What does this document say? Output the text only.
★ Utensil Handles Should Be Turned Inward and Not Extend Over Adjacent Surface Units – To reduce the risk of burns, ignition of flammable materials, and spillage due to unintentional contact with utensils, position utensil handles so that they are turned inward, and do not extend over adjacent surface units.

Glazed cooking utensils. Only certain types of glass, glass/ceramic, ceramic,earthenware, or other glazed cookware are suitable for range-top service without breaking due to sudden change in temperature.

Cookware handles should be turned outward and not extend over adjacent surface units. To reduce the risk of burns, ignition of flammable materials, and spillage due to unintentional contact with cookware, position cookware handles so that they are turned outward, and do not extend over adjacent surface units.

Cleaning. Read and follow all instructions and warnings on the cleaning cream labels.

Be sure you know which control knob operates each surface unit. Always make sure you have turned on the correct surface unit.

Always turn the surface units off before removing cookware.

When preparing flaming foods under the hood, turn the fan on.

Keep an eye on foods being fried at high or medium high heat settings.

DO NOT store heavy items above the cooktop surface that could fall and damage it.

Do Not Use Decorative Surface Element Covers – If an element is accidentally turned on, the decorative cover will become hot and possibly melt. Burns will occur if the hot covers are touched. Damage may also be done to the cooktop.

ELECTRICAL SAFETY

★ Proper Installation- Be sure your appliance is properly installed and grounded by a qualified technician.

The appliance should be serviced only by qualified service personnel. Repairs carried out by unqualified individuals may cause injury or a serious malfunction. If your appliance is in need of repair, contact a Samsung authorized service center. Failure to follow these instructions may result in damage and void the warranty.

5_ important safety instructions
═══
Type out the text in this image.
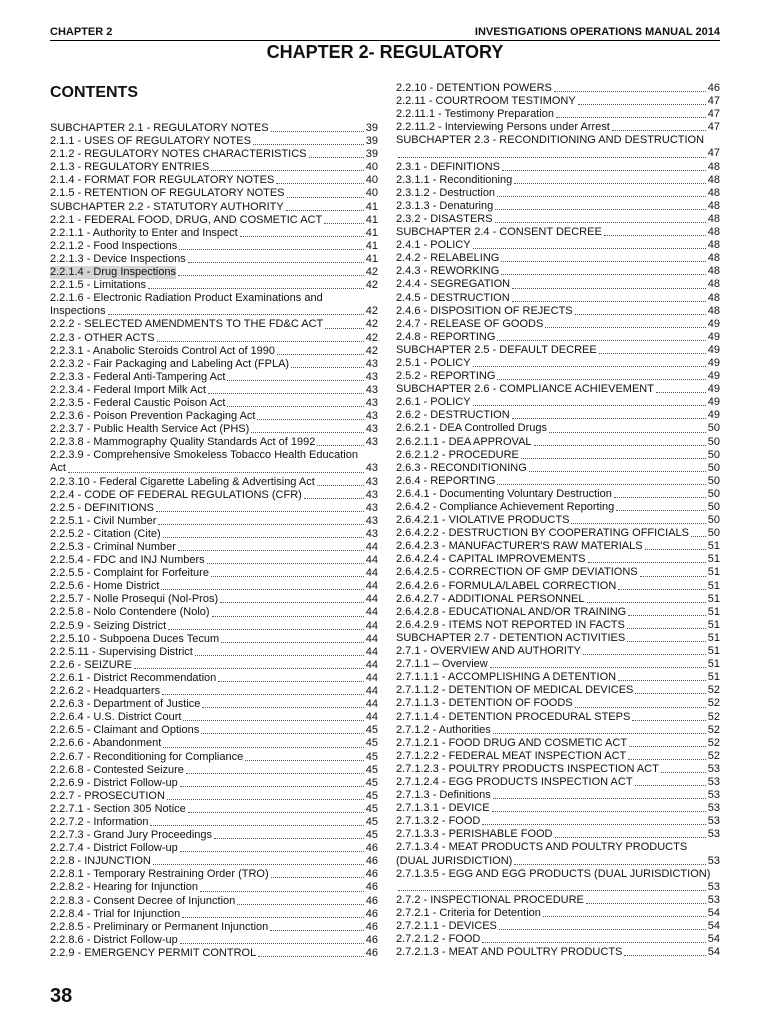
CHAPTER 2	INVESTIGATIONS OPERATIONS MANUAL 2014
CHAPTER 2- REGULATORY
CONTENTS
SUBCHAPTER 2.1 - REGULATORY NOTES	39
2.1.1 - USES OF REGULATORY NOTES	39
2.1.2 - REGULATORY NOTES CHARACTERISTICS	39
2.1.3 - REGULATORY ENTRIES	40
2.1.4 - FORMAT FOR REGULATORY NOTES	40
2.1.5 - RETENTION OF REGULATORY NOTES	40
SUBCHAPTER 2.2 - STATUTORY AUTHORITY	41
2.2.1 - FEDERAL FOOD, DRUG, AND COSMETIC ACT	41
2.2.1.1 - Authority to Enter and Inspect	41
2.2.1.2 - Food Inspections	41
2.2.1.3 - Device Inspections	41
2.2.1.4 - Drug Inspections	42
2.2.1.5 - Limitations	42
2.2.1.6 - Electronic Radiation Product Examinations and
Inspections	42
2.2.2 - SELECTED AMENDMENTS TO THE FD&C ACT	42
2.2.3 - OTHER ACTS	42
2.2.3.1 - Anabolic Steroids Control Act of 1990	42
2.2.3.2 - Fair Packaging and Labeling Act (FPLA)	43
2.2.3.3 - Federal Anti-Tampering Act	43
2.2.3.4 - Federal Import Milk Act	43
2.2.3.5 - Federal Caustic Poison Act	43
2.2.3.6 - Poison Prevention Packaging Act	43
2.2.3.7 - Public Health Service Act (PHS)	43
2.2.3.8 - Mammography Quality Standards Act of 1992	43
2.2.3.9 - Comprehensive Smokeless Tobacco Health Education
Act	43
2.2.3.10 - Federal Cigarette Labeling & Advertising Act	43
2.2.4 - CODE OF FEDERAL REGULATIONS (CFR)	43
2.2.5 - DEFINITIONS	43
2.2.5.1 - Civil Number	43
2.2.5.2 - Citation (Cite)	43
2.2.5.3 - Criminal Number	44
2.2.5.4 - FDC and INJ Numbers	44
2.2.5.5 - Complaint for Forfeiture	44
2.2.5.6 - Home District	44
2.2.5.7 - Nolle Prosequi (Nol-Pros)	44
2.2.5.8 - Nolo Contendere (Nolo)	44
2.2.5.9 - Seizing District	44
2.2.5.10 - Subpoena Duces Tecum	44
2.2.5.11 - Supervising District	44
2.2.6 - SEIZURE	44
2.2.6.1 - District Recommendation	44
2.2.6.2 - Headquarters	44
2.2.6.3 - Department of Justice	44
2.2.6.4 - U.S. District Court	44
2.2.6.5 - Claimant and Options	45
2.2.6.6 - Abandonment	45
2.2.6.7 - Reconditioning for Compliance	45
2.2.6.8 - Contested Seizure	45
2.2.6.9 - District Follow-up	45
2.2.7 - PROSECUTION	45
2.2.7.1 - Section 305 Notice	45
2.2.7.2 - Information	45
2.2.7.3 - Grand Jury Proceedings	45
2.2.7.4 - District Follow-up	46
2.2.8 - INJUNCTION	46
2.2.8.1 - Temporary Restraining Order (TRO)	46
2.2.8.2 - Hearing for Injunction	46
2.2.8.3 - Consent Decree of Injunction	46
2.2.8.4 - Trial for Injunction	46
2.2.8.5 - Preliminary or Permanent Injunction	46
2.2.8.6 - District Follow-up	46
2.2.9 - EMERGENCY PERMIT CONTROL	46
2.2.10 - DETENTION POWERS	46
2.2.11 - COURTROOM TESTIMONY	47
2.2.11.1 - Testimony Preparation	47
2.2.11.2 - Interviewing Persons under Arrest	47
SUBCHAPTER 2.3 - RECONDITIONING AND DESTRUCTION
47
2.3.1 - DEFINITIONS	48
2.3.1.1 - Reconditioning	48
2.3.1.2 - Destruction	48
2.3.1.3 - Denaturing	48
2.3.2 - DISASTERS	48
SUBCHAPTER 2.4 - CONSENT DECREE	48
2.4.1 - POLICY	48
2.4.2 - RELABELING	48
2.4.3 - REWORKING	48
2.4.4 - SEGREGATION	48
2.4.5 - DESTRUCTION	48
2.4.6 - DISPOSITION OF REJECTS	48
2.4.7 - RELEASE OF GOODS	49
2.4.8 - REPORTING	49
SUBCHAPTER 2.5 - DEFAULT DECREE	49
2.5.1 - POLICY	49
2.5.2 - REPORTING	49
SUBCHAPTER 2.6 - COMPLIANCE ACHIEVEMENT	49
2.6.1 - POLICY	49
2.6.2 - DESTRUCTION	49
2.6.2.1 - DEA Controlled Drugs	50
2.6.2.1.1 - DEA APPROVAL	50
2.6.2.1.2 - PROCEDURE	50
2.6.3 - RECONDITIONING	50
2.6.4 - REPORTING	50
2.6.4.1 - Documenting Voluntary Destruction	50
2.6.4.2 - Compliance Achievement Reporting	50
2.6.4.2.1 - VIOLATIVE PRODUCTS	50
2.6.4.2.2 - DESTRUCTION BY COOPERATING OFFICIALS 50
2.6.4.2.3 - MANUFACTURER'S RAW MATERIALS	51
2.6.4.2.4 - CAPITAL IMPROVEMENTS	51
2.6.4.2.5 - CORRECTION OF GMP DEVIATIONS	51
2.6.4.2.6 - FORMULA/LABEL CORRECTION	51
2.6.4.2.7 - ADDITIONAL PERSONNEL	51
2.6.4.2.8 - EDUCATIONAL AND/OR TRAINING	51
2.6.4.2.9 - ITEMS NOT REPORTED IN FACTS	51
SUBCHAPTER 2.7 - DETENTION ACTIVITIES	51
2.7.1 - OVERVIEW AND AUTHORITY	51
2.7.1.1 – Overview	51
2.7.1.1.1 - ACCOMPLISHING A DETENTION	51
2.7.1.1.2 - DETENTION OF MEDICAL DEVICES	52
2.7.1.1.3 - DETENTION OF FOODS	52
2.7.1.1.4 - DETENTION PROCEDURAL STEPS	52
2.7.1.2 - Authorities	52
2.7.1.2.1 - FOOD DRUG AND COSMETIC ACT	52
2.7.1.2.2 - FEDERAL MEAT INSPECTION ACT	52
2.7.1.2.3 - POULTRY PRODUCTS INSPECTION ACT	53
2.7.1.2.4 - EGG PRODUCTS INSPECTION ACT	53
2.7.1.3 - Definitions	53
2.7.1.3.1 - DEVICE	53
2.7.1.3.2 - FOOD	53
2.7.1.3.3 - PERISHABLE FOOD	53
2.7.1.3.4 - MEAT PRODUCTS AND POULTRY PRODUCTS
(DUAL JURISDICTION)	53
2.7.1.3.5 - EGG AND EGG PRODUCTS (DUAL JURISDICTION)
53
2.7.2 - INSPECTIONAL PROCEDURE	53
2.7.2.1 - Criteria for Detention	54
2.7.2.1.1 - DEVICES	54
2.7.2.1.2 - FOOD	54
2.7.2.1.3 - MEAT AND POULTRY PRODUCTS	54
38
═══
- Task prompt
Gather all the lines that include the word "text" and copy them out.

- Response below
What does this document say? Output the text only.
Type out the text in this image.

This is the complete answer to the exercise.